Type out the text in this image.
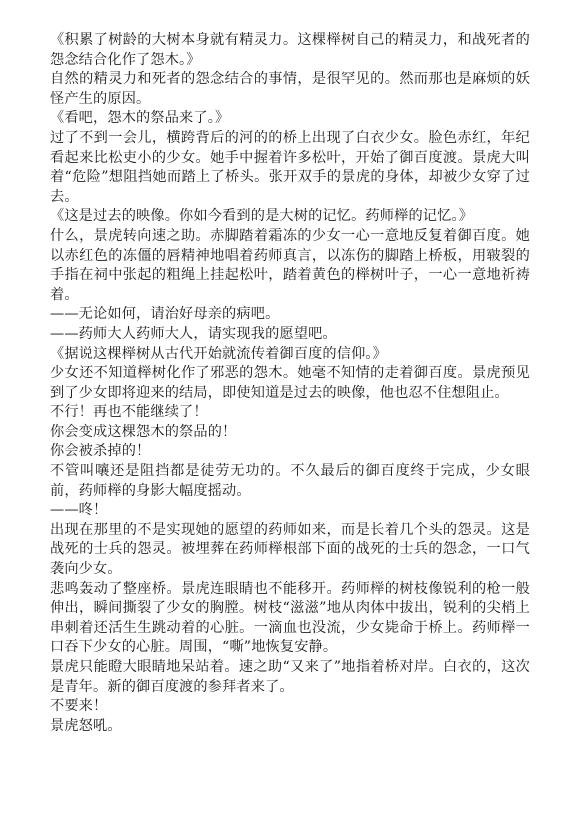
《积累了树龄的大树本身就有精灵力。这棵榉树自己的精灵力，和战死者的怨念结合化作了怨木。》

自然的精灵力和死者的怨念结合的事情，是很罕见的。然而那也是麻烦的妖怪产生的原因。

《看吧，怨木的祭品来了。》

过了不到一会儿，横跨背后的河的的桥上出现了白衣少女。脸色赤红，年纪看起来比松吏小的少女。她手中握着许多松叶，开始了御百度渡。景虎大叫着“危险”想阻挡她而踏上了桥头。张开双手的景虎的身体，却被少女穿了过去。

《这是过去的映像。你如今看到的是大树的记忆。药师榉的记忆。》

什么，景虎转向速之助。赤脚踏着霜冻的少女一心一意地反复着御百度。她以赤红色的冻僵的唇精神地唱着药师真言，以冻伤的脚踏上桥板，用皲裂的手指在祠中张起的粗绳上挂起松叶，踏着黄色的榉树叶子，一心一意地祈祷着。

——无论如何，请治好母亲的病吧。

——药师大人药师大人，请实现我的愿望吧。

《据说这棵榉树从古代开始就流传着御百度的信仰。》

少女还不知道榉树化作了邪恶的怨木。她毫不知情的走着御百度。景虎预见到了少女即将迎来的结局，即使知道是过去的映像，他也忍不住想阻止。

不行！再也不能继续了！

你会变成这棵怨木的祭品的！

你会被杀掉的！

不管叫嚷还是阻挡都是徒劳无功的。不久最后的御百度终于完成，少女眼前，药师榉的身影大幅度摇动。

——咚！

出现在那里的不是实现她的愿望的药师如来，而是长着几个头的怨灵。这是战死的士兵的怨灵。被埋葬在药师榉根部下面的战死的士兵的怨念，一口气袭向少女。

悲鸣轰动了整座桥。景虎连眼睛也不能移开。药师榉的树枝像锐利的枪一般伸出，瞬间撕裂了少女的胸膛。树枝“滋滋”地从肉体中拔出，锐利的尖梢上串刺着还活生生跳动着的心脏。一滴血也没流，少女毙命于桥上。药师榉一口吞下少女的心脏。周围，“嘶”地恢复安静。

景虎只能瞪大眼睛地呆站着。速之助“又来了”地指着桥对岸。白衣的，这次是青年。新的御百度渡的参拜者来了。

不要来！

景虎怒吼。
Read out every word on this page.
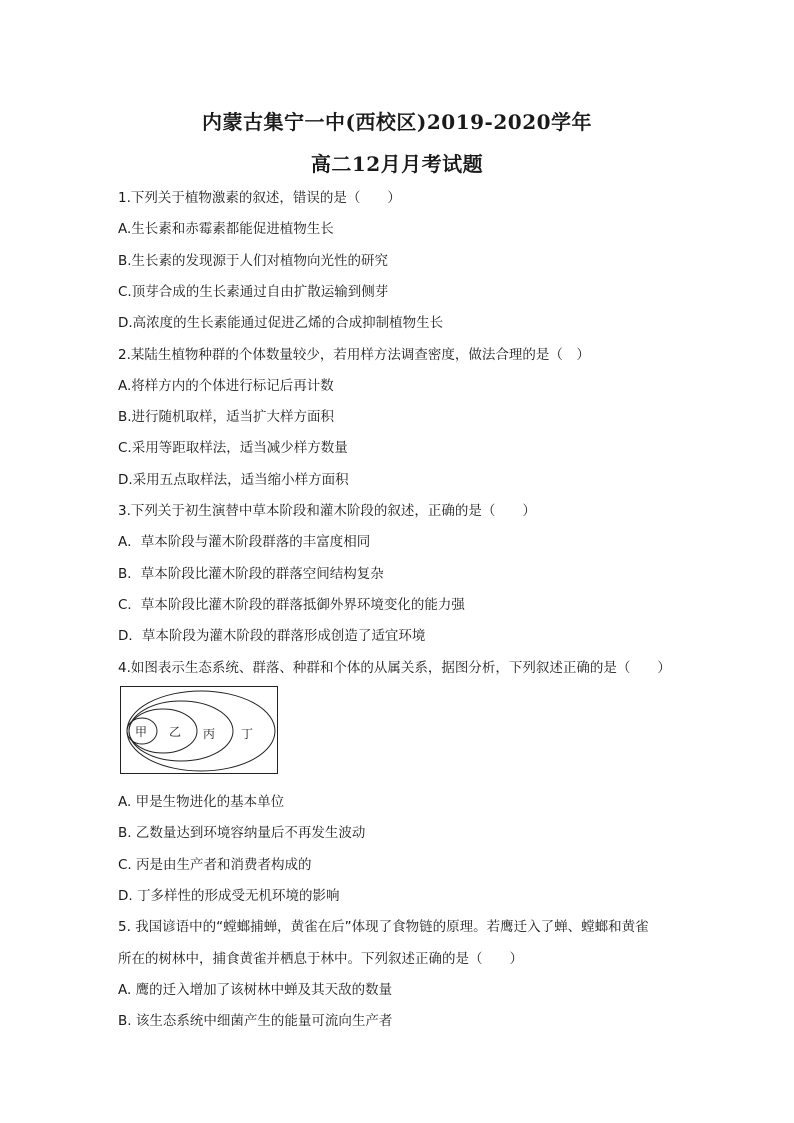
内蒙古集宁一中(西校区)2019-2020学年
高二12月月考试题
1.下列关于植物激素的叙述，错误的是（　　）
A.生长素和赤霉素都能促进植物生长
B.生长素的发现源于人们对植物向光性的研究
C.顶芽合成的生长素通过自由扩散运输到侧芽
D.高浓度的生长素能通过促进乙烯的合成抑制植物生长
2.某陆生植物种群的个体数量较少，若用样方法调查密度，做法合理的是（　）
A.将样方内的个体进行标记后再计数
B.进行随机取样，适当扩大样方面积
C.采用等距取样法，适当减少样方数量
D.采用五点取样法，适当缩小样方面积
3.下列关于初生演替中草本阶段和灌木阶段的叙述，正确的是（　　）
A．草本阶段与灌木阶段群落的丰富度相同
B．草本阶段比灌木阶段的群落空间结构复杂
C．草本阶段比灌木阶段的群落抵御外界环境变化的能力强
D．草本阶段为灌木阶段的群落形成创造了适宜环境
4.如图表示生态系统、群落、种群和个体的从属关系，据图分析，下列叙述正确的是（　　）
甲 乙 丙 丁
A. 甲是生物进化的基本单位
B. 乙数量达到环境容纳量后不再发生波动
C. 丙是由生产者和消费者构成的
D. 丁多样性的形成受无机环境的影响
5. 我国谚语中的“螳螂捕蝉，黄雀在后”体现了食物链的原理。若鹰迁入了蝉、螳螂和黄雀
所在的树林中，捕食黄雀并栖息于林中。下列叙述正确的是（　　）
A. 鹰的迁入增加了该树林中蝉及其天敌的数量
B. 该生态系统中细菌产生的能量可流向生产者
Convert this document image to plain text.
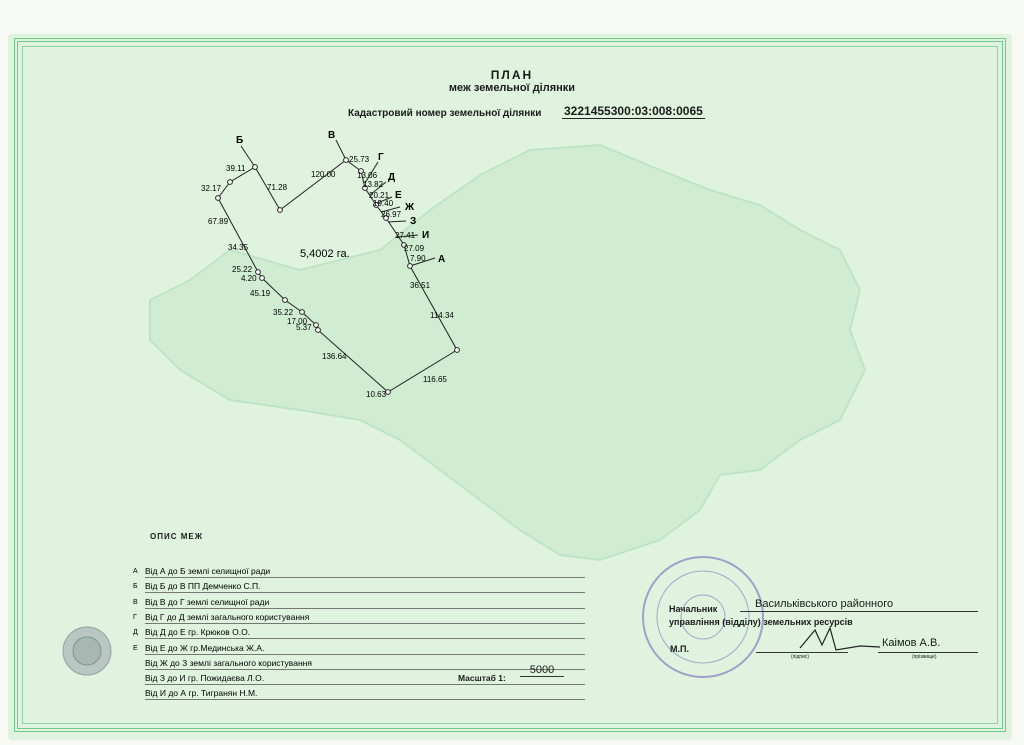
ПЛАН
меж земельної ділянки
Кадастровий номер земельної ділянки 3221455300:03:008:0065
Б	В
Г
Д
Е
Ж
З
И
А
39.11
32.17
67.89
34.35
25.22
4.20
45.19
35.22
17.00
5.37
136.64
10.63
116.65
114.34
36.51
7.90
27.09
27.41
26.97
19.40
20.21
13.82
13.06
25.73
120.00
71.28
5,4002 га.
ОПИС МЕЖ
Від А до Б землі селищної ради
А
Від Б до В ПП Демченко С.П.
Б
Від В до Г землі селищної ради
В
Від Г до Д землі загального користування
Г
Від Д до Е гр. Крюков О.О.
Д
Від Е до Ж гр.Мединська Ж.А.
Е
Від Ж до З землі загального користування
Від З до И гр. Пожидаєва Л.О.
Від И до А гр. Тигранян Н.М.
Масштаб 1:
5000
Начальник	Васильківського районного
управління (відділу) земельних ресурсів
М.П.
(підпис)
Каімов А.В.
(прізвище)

- **What is required**
With the pictures left out, please output each line from the one containing "Convert this document image to plain text." through the end of the entries, exactly as it is.

- **Reply to the task**
Convert this document image to plain text.
ПЛАН
меж земельної ділянки
Кадастровий номер земельної ділянки 3221455300:03:008:0065
Б	В
Г
Д
Е
Ж
З
И
А
39.11
32.17
67.89
34.35
25.22
4.20
45.19
35.22
17.00
5.37
136.64
10.63
116.65
114.34
36.51
7.90
27.09
27.41
26.97
19.40
20.21
13.82
13.06
25.73
120.00
71.28
5,4002 га.
ОПИС МЕЖ
Від А до Б землі селищної ради
А
Від Б до В ПП Демченко С.П.
Б
Від В до Г землі селищної ради
В
Від Г до Д землі загального користування
Г
Від Д до Е гр. Крюков О.О.
Д
Від Е до Ж гр.Мединська Ж.А.
Е
Від Ж до З землі загального користування
Від З до И гр. Пожидаєва Л.О.
Від И до А гр. Тигранян Н.М.
Масштаб 1:
5000
Начальник	Васильківського районного
управління (відділу) земельних ресурсів
М.П.
(підпис)
Каімов А.В.
(прізвище)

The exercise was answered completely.